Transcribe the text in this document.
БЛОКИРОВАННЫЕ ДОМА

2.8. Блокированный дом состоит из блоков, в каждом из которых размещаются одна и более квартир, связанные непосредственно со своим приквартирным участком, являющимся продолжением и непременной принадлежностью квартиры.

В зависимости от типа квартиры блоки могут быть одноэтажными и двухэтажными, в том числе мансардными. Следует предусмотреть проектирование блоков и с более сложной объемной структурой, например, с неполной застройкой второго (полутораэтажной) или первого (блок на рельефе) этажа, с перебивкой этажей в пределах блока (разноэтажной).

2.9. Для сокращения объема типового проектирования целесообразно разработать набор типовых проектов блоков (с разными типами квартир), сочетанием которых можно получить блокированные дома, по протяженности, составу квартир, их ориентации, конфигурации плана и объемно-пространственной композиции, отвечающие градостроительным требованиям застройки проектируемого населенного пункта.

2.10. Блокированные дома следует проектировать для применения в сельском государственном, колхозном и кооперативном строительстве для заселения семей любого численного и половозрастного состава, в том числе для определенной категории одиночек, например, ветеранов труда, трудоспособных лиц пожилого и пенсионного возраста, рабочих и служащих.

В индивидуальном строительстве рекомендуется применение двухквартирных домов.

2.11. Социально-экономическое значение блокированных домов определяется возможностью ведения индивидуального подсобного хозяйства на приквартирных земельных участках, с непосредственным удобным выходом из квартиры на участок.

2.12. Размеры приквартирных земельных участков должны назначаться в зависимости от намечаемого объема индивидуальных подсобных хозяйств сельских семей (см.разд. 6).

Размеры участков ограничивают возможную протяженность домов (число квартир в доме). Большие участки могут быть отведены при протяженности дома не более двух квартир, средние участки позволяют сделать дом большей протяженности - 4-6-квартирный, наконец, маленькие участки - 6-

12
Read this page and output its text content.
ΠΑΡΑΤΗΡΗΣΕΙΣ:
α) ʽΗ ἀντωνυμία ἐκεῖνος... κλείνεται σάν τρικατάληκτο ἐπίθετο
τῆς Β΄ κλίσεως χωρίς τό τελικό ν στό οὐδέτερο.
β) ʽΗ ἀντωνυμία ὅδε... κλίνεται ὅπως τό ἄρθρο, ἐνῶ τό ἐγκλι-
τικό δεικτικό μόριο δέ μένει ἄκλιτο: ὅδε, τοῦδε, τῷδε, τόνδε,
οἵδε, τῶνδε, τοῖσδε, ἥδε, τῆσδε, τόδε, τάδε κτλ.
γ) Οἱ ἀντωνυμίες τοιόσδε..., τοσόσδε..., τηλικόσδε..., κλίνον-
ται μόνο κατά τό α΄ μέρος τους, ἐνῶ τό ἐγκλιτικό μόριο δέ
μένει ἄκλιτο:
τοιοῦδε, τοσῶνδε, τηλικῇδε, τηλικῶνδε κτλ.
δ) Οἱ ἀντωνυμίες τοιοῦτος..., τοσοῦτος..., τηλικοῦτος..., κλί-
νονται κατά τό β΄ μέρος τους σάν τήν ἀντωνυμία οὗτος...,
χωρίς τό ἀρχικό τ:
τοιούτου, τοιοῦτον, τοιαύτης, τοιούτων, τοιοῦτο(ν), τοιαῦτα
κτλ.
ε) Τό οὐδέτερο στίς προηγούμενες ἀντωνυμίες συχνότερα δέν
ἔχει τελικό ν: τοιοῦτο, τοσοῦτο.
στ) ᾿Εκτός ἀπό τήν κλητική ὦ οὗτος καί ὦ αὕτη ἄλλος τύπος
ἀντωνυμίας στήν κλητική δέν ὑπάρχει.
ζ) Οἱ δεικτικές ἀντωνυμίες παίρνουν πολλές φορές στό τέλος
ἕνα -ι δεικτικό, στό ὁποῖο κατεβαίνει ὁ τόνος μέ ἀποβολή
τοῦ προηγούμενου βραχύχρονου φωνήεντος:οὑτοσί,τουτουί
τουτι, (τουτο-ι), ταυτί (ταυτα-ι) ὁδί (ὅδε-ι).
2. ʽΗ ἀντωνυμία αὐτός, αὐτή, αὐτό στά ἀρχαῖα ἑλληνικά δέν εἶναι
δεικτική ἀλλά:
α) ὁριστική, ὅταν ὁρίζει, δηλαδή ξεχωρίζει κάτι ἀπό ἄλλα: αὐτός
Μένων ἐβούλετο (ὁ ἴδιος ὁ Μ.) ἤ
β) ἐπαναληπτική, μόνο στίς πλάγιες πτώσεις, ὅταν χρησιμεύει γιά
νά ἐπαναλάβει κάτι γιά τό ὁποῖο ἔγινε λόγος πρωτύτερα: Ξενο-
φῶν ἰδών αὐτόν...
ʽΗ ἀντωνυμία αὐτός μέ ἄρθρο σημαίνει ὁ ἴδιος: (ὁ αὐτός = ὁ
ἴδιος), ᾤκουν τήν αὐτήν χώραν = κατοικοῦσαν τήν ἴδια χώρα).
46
□ □ □ □ □ □ □
▶ **THE REQUEST**
Please repeat the listing above in full and exactly.

▶ **COMPLETE ANSWER**
Transcribe the text in this document.
БЛОКИРОВАННЫЕ ДОМА

2.8. Блокированный дом состоит из блоков, в каждом из которых размещаются одна и более квартир, связанные непосредственно со своим приквартирным участком, являющимся продолжением и непременной принадлежностью квартиры.

В зависимости от типа квартиры блоки могут быть одноэтажными и двухэтажными, в том числе мансардными. Следует предусмотреть проектирование блоков и с более сложной объемной структурой, например, с неполной застройкой второго (полутораэтажной) или первого (блок на рельефе) этажа, с перебивкой этажей в пределах блока (разноэтажной).

2.9. Для сокращения объема типового проектирования целесообразно разработать набор типовых проектов блоков (с разными типами квартир), сочетанием которых можно получить блокированные дома, по протяженности, составу квартир, их ориентации, конфигурации плана и объемно-пространственной композиции, отвечающие градостроительным требованиям застройки проектируемого населенного пункта.

2.10. Блокированные дома следует проектировать для применения в сельском государственном, колхозном и кооперативном строительстве для заселения семей любого численного и половозрастного состава, в том числе для определенной категории одиночек, например, ветеранов труда, трудоспособных лиц пожилого и пенсионного возраста, рабочих и служащих.

В индивидуальном строительстве рекомендуется применение двухквартирных домов.

2.11. Социально-экономическое значение блокированных домов определяется возможностью ведения индивидуального подсобного хозяйства на приквартирных земельных участках, с непосредственным удобным выходом из квартиры на участок.

2.12. Размеры приквартирных земельных участков должны назначаться в зависимости от намечаемого объема индивидуальных подсобных хозяйств сельских семей (см.разд. 6).

Размеры участков ограничивают возможную протяженность домов (число квартир в доме). Большие участки могут быть отведены при протяженности дома не более двух квартир, средние участки позволяют сделать дом большей протяженности - 4-6-квартирный, наконец, маленькие участки - 6-

12
Read this page and output its text content.
ΠΑΡΑΤΗΡΗΣΕΙΣ:
α) ʽΗ ἀντωνυμία ἐκεῖνος... κλείνεται σάν τρικατάληκτο ἐπίθετο
τῆς Β΄ κλίσεως χωρίς τό τελικό ν στό οὐδέτερο.
β) ʽΗ ἀντωνυμία ὅδε... κλίνεται ὅπως τό ἄρθρο, ἐνῶ τό ἐγκλι-
τικό δεικτικό μόριο δέ μένει ἄκλιτο: ὅδε, τοῦδε, τῷδε, τόνδε,
οἵδε, τῶνδε, τοῖσδε, ἥδε, τῆσδε, τόδε, τάδε κτλ.
γ) Οἱ ἀντωνυμίες τοιόσδε..., τοσόσδε..., τηλικόσδε..., κλίνον-
ται μόνο κατά τό α΄ μέρος τους, ἐνῶ τό ἐγκλιτικό μόριο δέ
μένει ἄκλιτο:
τοιοῦδε, τοσῶνδε, τηλικῇδε, τηλικῶνδε κτλ.
δ) Οἱ ἀντωνυμίες τοιοῦτος..., τοσοῦτος..., τηλικοῦτος..., κλί-
νονται κατά τό β΄ μέρος τους σάν τήν ἀντωνυμία οὗτος...,
χωρίς τό ἀρχικό τ:
τοιούτου, τοιοῦτον, τοιαύτης, τοιούτων, τοιοῦτο(ν), τοιαῦτα
κτλ.
ε) Τό οὐδέτερο στίς προηγούμενες ἀντωνυμίες συχνότερα δέν
ἔχει τελικό ν: τοιοῦτο, τοσοῦτο.
στ) ᾿Εκτός ἀπό τήν κλητική ὦ οὗτος καί ὦ αὕτη ἄλλος τύπος
ἀντωνυμίας στήν κλητική δέν ὑπάρχει.
ζ) Οἱ δεικτικές ἀντωνυμίες παίρνουν πολλές φορές στό τέλος
ἕνα -ι δεικτικό, στό ὁποῖο κατεβαίνει ὁ τόνος μέ ἀποβολή
τοῦ προηγούμενου βραχύχρονου φωνήεντος:οὑτοσί,τουτουί
τουτι, (τουτο-ι), ταυτί (ταυτα-ι) ὁδί (ὅδε-ι).
2. ʽΗ ἀντωνυμία αὐτός, αὐτή, αὐτό στά ἀρχαῖα ἑλληνικά δέν εἶναι
δεικτική ἀλλά:
α) ὁριστική, ὅταν ὁρίζει, δηλαδή ξεχωρίζει κάτι ἀπό ἄλλα: αὐτός
Μένων ἐβούλετο (ὁ ἴδιος ὁ Μ.) ἤ
β) ἐπαναληπτική, μόνο στίς πλάγιες πτώσεις, ὅταν χρησιμεύει γιά
νά ἐπαναλάβει κάτι γιά τό ὁποῖο ἔγινε λόγος πρωτύτερα: Ξενο-
φῶν ἰδών αὐτόν...
ʽΗ ἀντωνυμία αὐτός μέ ἄρθρο σημαίνει ὁ ἴδιος: (ὁ αὐτός = ὁ
ἴδιος), ᾤκουν τήν αὐτήν χώραν = κατοικοῦσαν τήν ἴδια χώρα).
46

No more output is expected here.